(Dataset records)
>>
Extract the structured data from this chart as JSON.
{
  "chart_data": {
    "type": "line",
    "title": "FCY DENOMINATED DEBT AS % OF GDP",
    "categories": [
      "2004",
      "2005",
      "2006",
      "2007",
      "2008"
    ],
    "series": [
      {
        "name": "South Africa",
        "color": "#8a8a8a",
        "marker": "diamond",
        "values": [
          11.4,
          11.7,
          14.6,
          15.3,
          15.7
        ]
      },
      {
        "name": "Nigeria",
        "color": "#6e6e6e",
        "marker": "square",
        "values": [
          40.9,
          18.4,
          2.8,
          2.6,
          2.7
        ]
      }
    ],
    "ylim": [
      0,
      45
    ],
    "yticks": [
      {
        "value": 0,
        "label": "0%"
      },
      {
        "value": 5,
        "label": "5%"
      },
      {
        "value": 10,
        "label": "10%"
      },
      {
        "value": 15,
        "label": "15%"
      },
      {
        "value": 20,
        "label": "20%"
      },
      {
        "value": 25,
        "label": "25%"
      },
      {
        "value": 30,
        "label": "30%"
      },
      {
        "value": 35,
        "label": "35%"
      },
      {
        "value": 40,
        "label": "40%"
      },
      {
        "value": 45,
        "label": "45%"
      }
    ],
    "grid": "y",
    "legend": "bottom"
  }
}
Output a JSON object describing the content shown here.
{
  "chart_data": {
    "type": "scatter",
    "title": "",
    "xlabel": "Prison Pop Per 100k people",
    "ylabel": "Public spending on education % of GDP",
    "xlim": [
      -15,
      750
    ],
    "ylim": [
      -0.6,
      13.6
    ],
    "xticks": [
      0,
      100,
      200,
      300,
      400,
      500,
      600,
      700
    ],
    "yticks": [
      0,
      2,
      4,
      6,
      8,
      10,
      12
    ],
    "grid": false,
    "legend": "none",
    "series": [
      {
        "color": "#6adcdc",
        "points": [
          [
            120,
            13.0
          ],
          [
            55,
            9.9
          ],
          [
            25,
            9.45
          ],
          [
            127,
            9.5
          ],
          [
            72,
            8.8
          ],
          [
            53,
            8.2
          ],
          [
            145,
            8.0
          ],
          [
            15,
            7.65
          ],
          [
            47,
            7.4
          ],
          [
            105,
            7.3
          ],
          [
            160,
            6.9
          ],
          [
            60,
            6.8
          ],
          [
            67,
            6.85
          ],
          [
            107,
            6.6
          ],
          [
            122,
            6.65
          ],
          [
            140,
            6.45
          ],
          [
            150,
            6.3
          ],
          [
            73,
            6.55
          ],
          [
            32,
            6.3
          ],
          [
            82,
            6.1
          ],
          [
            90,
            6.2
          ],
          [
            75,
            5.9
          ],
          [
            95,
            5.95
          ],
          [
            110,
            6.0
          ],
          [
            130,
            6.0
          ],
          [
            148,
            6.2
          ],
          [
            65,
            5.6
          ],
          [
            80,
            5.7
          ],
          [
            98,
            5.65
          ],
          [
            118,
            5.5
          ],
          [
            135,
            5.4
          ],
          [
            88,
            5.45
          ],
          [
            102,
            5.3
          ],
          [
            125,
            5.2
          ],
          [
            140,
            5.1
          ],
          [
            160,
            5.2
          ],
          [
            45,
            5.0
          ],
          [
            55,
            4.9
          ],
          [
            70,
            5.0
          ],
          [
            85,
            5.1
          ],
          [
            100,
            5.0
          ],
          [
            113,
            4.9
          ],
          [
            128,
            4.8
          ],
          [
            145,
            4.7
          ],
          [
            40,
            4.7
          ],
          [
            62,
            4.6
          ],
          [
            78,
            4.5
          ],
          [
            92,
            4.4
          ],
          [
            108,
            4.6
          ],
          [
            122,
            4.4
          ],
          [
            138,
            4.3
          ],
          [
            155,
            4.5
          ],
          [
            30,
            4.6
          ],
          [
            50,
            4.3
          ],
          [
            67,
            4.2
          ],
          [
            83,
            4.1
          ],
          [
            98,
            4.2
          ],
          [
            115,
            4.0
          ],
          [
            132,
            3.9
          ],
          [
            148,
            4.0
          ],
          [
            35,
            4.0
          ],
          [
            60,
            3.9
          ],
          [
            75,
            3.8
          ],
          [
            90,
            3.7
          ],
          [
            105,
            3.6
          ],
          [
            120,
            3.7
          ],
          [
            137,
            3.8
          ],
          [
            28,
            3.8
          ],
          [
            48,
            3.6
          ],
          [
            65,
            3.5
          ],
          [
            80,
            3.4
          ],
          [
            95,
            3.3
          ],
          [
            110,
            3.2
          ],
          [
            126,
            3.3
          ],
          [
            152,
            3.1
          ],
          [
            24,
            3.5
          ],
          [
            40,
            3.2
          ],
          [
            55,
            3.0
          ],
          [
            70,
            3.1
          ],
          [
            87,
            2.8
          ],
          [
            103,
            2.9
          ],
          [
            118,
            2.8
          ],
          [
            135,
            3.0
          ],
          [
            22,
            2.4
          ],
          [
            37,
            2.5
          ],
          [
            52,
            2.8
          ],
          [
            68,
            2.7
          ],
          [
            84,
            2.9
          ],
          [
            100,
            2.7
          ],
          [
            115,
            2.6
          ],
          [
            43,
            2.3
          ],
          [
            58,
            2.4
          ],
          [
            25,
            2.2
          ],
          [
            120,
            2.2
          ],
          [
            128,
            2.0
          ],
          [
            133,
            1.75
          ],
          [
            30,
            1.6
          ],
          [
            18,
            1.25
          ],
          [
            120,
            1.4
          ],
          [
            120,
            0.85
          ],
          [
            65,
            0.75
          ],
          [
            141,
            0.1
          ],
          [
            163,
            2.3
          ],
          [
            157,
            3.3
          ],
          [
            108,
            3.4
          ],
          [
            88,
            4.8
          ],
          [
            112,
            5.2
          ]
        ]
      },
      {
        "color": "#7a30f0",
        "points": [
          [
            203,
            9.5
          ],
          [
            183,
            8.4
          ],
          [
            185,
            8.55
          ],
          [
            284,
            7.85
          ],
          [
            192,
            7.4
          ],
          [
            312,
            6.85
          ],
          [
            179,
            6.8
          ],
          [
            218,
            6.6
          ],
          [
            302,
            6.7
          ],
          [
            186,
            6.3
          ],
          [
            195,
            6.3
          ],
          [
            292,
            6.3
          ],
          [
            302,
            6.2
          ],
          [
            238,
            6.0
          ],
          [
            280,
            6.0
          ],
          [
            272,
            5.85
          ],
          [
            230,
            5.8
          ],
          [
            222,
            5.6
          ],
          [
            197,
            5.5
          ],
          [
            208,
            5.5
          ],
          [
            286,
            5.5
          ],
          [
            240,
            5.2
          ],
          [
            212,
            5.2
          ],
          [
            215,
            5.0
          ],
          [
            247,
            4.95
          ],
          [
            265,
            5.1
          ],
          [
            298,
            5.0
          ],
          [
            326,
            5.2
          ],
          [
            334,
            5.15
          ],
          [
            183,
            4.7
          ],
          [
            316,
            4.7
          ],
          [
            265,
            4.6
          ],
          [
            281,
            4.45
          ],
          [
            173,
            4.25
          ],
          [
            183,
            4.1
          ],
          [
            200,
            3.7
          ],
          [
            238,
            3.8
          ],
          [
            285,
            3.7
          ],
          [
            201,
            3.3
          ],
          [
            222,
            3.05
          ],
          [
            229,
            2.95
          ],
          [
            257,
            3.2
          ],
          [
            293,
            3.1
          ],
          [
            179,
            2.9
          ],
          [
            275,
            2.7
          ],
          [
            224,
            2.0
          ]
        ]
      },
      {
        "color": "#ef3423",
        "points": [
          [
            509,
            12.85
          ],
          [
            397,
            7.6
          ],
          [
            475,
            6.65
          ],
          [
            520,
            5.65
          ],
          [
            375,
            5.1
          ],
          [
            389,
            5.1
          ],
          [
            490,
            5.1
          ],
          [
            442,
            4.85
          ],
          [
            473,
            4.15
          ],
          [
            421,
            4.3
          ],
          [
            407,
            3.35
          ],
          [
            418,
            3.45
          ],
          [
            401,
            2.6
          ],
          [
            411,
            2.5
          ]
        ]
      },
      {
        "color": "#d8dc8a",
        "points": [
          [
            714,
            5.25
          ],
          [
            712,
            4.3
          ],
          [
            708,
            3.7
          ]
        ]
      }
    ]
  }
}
<<
-- Requirement --
Copy out each line of the material that holds the word "JSON".

-- Result of the exercise --
Extract the structured data from this chart as JSON.
Output a JSON object describing the content shown here.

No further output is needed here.